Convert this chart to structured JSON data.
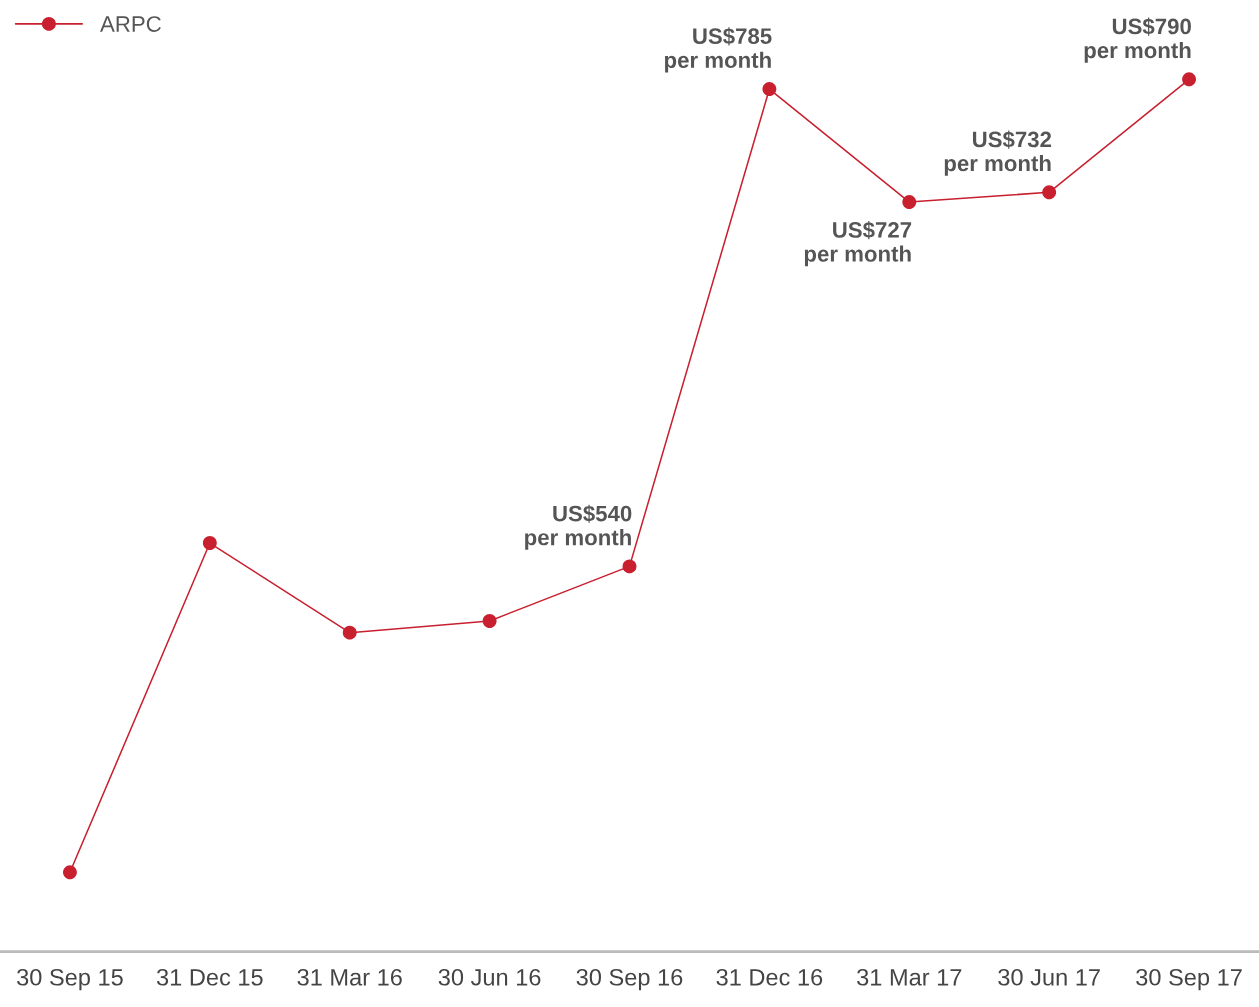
{
  "chart_data": {
    "type": "line",
    "categories": [
      "30 Sep 15",
      "31 Dec 15",
      "31 Mar 16",
      "30 Jun 16",
      "30 Sep 16",
      "31 Dec 16",
      "31 Mar 17",
      "30 Jun 17",
      "30 Sep 17"
    ],
    "series": [
      {
        "name": "ARPC",
        "color": "#c8202f",
        "values": [
          383,
          552,
          506,
          512,
          540,
          785,
          727,
          732,
          790
        ],
        "value_labels": [
          null,
          null,
          null,
          null,
          "US$540\nper month",
          "US$785\nper month",
          "US$727\nper month",
          "US$732\nper month",
          "US$790\nper month"
        ]
      }
    ],
    "tick_labels": "x",
    "grid": false,
    "legend": "top left",
    "marker": "circle",
    "line_style": "solid"
  }
}
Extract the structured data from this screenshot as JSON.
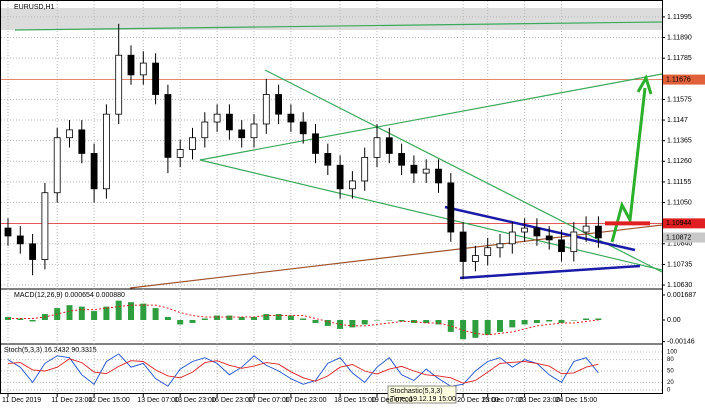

++++++++++

Exercise: Search the listing for the word "nper" and return each line that holds it.

Solved exercise:
          "US$540\nper month",
          "US$785\nper month",
          "US$727\nper month",
          "US$732\nper month",
          "US$790\nper month"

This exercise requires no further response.